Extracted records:
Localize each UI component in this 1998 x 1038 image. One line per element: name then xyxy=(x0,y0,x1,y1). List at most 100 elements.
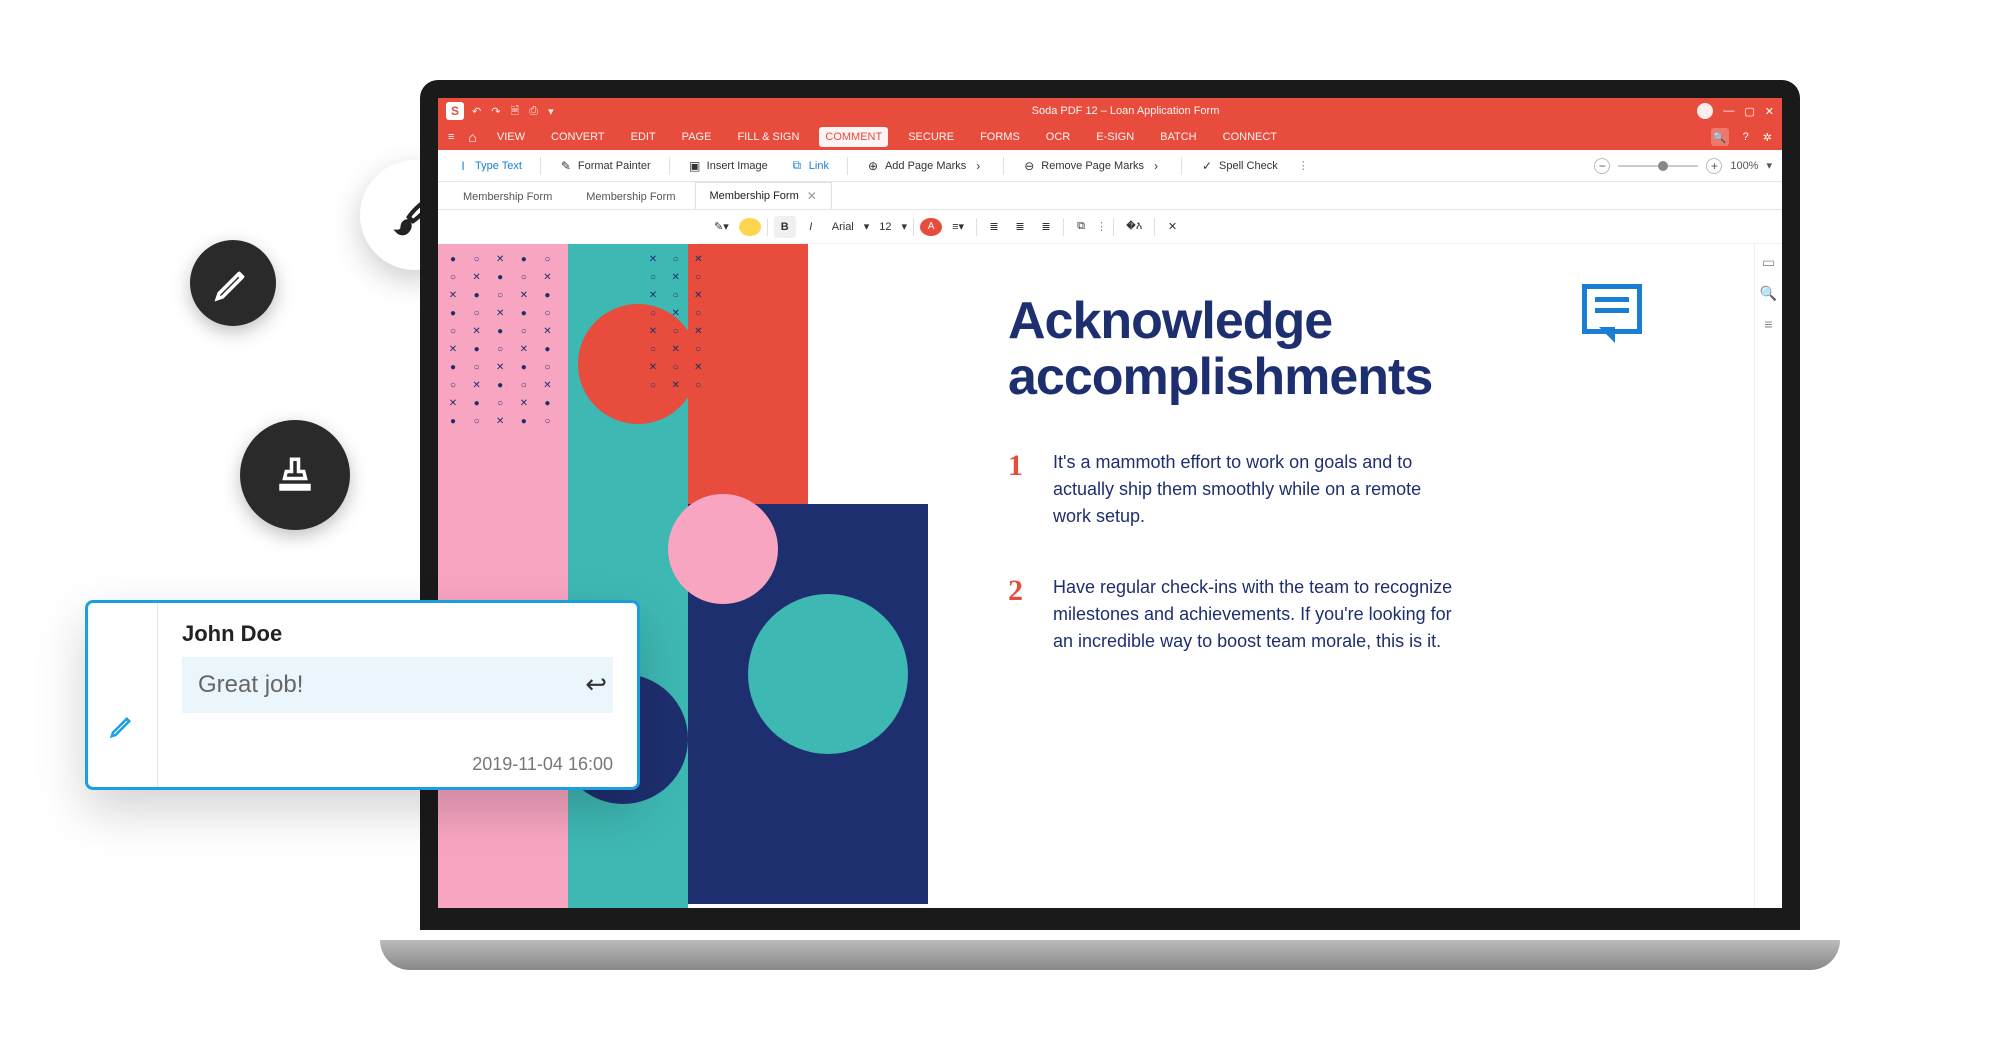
highlight-color-yellow[interactable] xyxy=(739,218,761,236)
font-select[interactable]: Arial xyxy=(826,216,860,238)
align-right-icon[interactable]: ≣ xyxy=(1035,216,1057,238)
plus-page-icon: ⊕ xyxy=(866,159,880,173)
minus-page-icon: ⊖ xyxy=(1022,159,1036,173)
comment-popup-sidebar xyxy=(88,603,158,787)
close-tab-icon[interactable]: ✕ xyxy=(807,189,817,203)
align-center-icon[interactable]: ≣ xyxy=(1009,216,1031,238)
laptop-frame: S ↶ ↷ 🗎 ⎙ ▾ Soda PDF 12 – Loan Applicati… xyxy=(420,80,1800,950)
image-icon: ▣ xyxy=(688,159,702,173)
stamp-tool-badge[interactable] xyxy=(240,420,350,530)
remove-page-marks-button[interactable]: ⊖Remove Page Marks› xyxy=(1014,155,1171,177)
menu-page[interactable]: PAGE xyxy=(676,127,718,147)
tab-membership-form-3[interactable]: Membership Form✕ xyxy=(695,182,832,209)
pencil-icon xyxy=(212,262,254,304)
artwork-panel: ●○✕●○ ○✕●○✕ ✕●○✕● ●○✕●○ ○✕●○✕ ✕●○✕● ●○✕●… xyxy=(438,244,928,908)
document-tabs: Membership Form Membership Form Membersh… xyxy=(438,182,1782,210)
menu-view[interactable]: VIEW xyxy=(491,127,531,147)
menu-convert[interactable]: CONVERT xyxy=(545,127,611,147)
menu-ocr[interactable]: OCR xyxy=(1040,127,1076,147)
link-inline-icon[interactable]: ⧉ xyxy=(1070,216,1092,238)
list-number: 1 xyxy=(1008,449,1023,530)
panel-layers-icon[interactable]: ≡ xyxy=(1764,316,1772,332)
chevron-right-icon: › xyxy=(1149,159,1163,173)
align-button[interactable]: ≡▾ xyxy=(946,216,970,238)
panel-pages-icon[interactable]: ▭ xyxy=(1762,254,1775,271)
maximize-icon[interactable]: ▢ xyxy=(1744,105,1754,118)
italic-button[interactable]: I xyxy=(800,216,822,238)
home-icon[interactable]: ⌂ xyxy=(468,129,476,145)
text-format-bar: ✎▾ B I Arial ▾ 12 ▾ A ≡▾ ≣ ≣ ≣ ⧉ ⋮ �እ ✕ xyxy=(698,210,1782,244)
toolbar-overflow-icon[interactable]: ⋮ xyxy=(1298,159,1309,172)
font-size-select[interactable]: 12 xyxy=(873,216,897,238)
zoom-out-button[interactable]: − xyxy=(1594,158,1610,174)
spellcheck-icon: ✓ xyxy=(1200,159,1214,173)
menu-secure[interactable]: SECURE xyxy=(902,127,960,147)
app-window: S ↶ ↷ 🗎 ⎙ ▾ Soda PDF 12 – Loan Applicati… xyxy=(438,98,1782,908)
text-color-red[interactable]: A xyxy=(920,218,942,236)
help-icon[interactable]: ? xyxy=(1743,131,1749,143)
document-content: Acknowledge accomplishments 1 It's a mam… xyxy=(928,244,1782,908)
document-canvas[interactable]: ●○✕●○ ○✕●○✕ ✕●○✕● ●○✕●○ ○✕●○✕ ✕●○✕● ●○✕●… xyxy=(438,244,1782,908)
redo-icon[interactable]: ↷ xyxy=(491,105,500,118)
paintbrush-icon: ✎ xyxy=(559,159,573,173)
type-text-button[interactable]: IType Text xyxy=(448,155,530,177)
list-item: 2 Have regular check-ins with the team t… xyxy=(1008,574,1702,655)
spell-check-button[interactable]: ✓Spell Check xyxy=(1192,155,1286,177)
menu-edit[interactable]: EDIT xyxy=(625,127,662,147)
menu-fill-sign[interactable]: FILL & SIGN xyxy=(731,127,805,147)
add-page-marks-button[interactable]: ⊕Add Page Marks› xyxy=(858,155,993,177)
align-left-icon[interactable]: ≣ xyxy=(983,216,1005,238)
panel-search-icon[interactable]: 🔍 xyxy=(1760,285,1777,302)
zoom-control: − + 100% ▾ xyxy=(1594,158,1772,174)
comment-author: John Doe xyxy=(182,621,613,647)
pencil-tool-badge[interactable] xyxy=(190,240,276,326)
zoom-value: 100% xyxy=(1730,160,1758,172)
app-logo[interactable]: S xyxy=(446,102,464,120)
ribbon-toolbar: IType Text ✎Format Painter ▣Insert Image… xyxy=(438,150,1782,182)
menu-bar: ≡ ⌂ VIEW CONVERT EDIT PAGE FILL & SIGN C… xyxy=(438,124,1782,150)
insert-image-button[interactable]: ▣Insert Image xyxy=(680,155,776,177)
close-format-bar-icon[interactable]: ✕ xyxy=(1161,216,1183,238)
pen-color-button[interactable]: ✎▾ xyxy=(708,216,735,238)
comment-annotation-icon[interactable] xyxy=(1582,284,1642,334)
close-icon[interactable]: ✕ xyxy=(1765,105,1774,118)
title-bar: S ↶ ↷ 🗎 ⎙ ▾ Soda PDF 12 – Loan Applicati… xyxy=(438,98,1782,124)
link-button[interactable]: ⧉Link xyxy=(782,155,837,177)
text-cursor-icon: I xyxy=(456,159,470,173)
reply-icon[interactable]: ↩ xyxy=(585,669,607,700)
menu-comment[interactable]: COMMENT xyxy=(819,127,888,147)
font-dropdown-icon[interactable]: ▾ xyxy=(864,220,870,233)
comment-message[interactable]: Great job! xyxy=(182,657,613,713)
undo-icon[interactable]: ↶ xyxy=(472,105,481,118)
tab-membership-form-1[interactable]: Membership Form xyxy=(448,184,567,209)
right-sidebar: ▭ 🔍 ≡ xyxy=(1754,244,1782,908)
link-icon: ⧉ xyxy=(790,159,804,173)
list-text: It's a mammoth effort to work on goals a… xyxy=(1053,449,1453,530)
zoom-in-button[interactable]: + xyxy=(1706,158,1722,174)
bold-button[interactable]: B xyxy=(774,216,796,238)
menu-esign[interactable]: E-SIGN xyxy=(1090,127,1140,147)
list-item: 1 It's a mammoth effort to work on goals… xyxy=(1008,449,1702,530)
list-text: Have regular check-ins with the team to … xyxy=(1053,574,1453,655)
menu-batch[interactable]: BATCH xyxy=(1154,127,1202,147)
pencil-outline-icon xyxy=(108,710,138,740)
zoom-dropdown-icon[interactable]: ▾ xyxy=(1766,159,1772,172)
menu-connect[interactable]: CONNECT xyxy=(1217,127,1283,147)
zoom-slider[interactable] xyxy=(1618,165,1698,167)
print-icon[interactable]: ⎙ xyxy=(529,105,538,118)
settings-inline-icon[interactable]: �እ xyxy=(1120,216,1148,238)
settings-icon[interactable]: ✲ xyxy=(1763,131,1772,144)
format-painter-button[interactable]: ✎Format Painter xyxy=(551,155,659,177)
minimize-icon[interactable]: — xyxy=(1723,105,1734,117)
window-title: Soda PDF 12 – Loan Application Form xyxy=(554,105,1698,117)
menu-forms[interactable]: FORMS xyxy=(974,127,1026,147)
comment-popup: John Doe Great job! ↩ 2019-11-04 16:00 xyxy=(85,600,640,790)
format-overflow-icon[interactable]: ⋮ xyxy=(1096,220,1107,233)
laptop-base xyxy=(380,940,1840,970)
hamburger-icon[interactable]: ≡ xyxy=(448,131,454,143)
user-avatar-icon[interactable] xyxy=(1697,103,1713,119)
search-icon[interactable]: 🔍 xyxy=(1711,128,1729,146)
save-icon[interactable]: 🗎 xyxy=(510,102,519,121)
size-dropdown-icon[interactable]: ▾ xyxy=(902,220,908,233)
tab-membership-form-2[interactable]: Membership Form xyxy=(571,184,690,209)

**What needs to be done:** Substitute "sheet" for "page" in the data from the line with "highlight-color-yellow[interactable] xyxy=(739,218,761,236)" up to and including the line with "comment-popup-sidebar xyxy=(88,603,158,787)". Give only those lines, with nothing else changed.

**Exercise answer:**
highlight-color-yellow[interactable] xyxy=(739,218,761,236)
font-select[interactable]: Arial xyxy=(826,216,860,238)
align-right-icon[interactable]: ≣ xyxy=(1035,216,1057,238)
plus-sheet-icon: ⊕ xyxy=(866,159,880,173)
minus-sheet-icon: ⊖ xyxy=(1022,159,1036,173)
comment-popup-sidebar xyxy=(88,603,158,787)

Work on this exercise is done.